■ Data records
=====

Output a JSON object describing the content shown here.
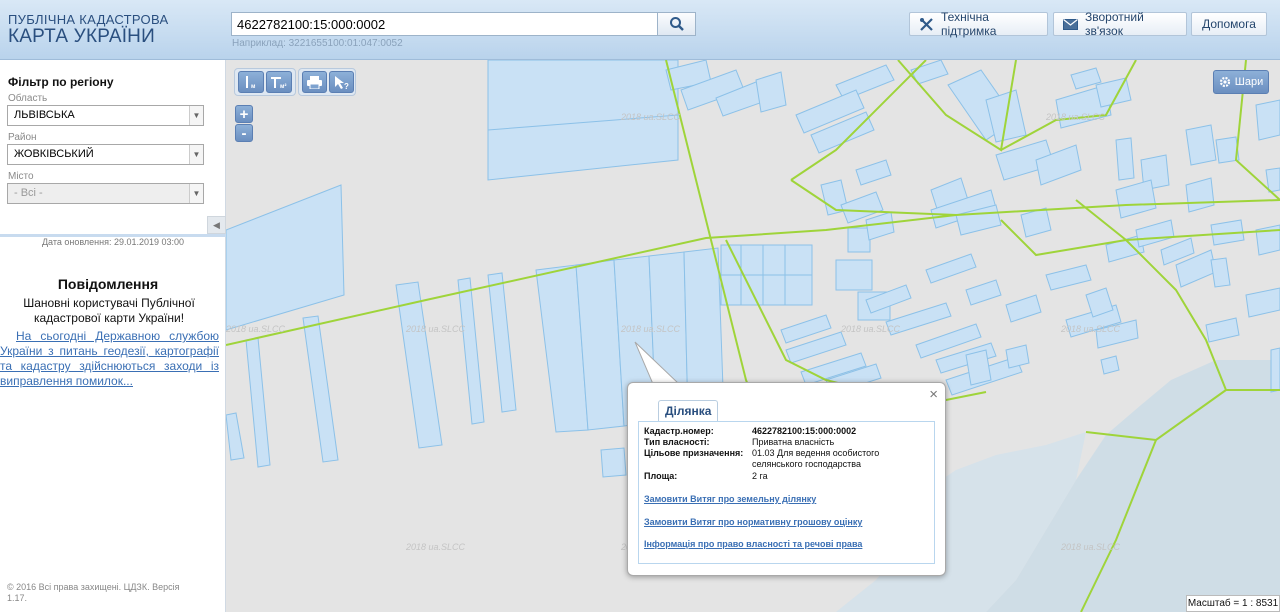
{
  "header": {
    "logo_line1": "ПУБЛІЧНА КАДАСТРОВА",
    "logo_line2": "КАРТА УКРАЇНИ",
    "search_value": "4622782100:15:000:0002",
    "search_hint": "Наприклад: 3221655100:01:047:0052",
    "support_label": "Технічна підтримка",
    "feedback_label": "Зворотний зв'язок",
    "help_label": "Допомога"
  },
  "sidebar": {
    "filter_title": "Фільтр по регіону",
    "oblast_label": "Область",
    "oblast_value": "ЛЬВІВСЬКА",
    "rayon_label": "Район",
    "rayon_value": "ЖОВКІВСЬКИЙ",
    "city_label": "Місто",
    "city_value": "- Всі -",
    "update_text": "Дата оновлення: 29.01.2019 03:00",
    "message_title": "Повідомлення",
    "message_body": "Шановні користувачі Публічної кадастрової карти України!",
    "message_link": "На сьогодні Державною службою України з питань геодезії, картографії та кадастру здійснюються заходи із виправлення помилок...",
    "copyright": "© 2016 Всі права захищені. ЦДЗК. Версія 1.17."
  },
  "map": {
    "layers_label": "Шари",
    "watermark": "2018 ua.SLCC",
    "scale_text": "Масштаб = 1 : 8531",
    "zoom_in": "+",
    "zoom_out": "-"
  },
  "popup": {
    "tab_label": "Ділянка",
    "close": "×",
    "cad_key": "Кадастр.номер:",
    "cad_value": "4622782100:15:000:0002",
    "own_key": "Тип власності:",
    "own_value": "Приватна власність",
    "purpose_key": "Цільове призначення:",
    "purpose_value": "01.03 Для ведення особистого селянського господарства",
    "area_key": "Площа:",
    "area_value": "2 га",
    "link1": "Замовити Витяг про земельну ділянку",
    "link2": "Замовити Витяг про нормативну грошову оцінку",
    "link3": "Інформація про право власності та речові права"
  },
  "colors": {
    "parcel_fill": "#c9e1f5",
    "parcel_stroke": "#8cc1e8",
    "boundary": "#9fd43a",
    "water": "#cfdde6"
  }
}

=====

■ WRITTEN PROBLEM
Return all of the entries exactly as written, but drop any pictures they hold.

■ TASK RESULT
Output a JSON object describing the content shown here.
{
  "header": {
    "logo_line1": "ПУБЛІЧНА КАДАСТРОВА",
    "logo_line2": "КАРТА УКРАЇНИ",
    "search_value": "4622782100:15:000:0002",
    "search_hint": "Наприклад: 3221655100:01:047:0052",
    "support_label": "Технічна підтримка",
    "feedback_label": "Зворотний зв'язок",
    "help_label": "Допомога"
  },
  "sidebar": {
    "filter_title": "Фільтр по регіону",
    "oblast_label": "Область",
    "oblast_value": "ЛЬВІВСЬКА",
    "rayon_label": "Район",
    "rayon_value": "ЖОВКІВСЬКИЙ",
    "city_label": "Місто",
    "city_value": "- Всі -",
    "update_text": "Дата оновлення: 29.01.2019 03:00",
    "message_title": "Повідомлення",
    "message_body": "Шановні користувачі Публічної кадастрової карти України!",
    "message_link": "На сьогодні Державною службою України з питань геодезії, картографії та кадастру здійснюються заходи із виправлення помилок...",
    "copyright": "© 2016 Всі права захищені. ЦДЗК. Версія 1.17."
  },
  "map": {
    "layers_label": "Шари",
    "watermark": "2018 ua.SLCC",
    "scale_text": "Масштаб = 1 : 8531",
    "zoom_in": "+",
    "zoom_out": "-"
  },
  "popup": {
    "tab_label": "Ділянка",
    "close": "×",
    "cad_key": "Кадастр.номер:",
    "cad_value": "4622782100:15:000:0002",
    "own_key": "Тип власності:",
    "own_value": "Приватна власність",
    "purpose_key": "Цільове призначення:",
    "purpose_value": "01.03 Для ведення особистого селянського господарства",
    "area_key": "Площа:",
    "area_value": "2 га",
    "link1": "Замовити Витяг про земельну ділянку",
    "link2": "Замовити Витяг про нормативну грошову оцінку",
    "link3": "Інформація про право власності та речові права"
  },
  "colors": {
    "parcel_fill": "#c9e1f5",
    "parcel_stroke": "#8cc1e8",
    "boundary": "#9fd43a",
    "water": "#cfdde6"
  }
}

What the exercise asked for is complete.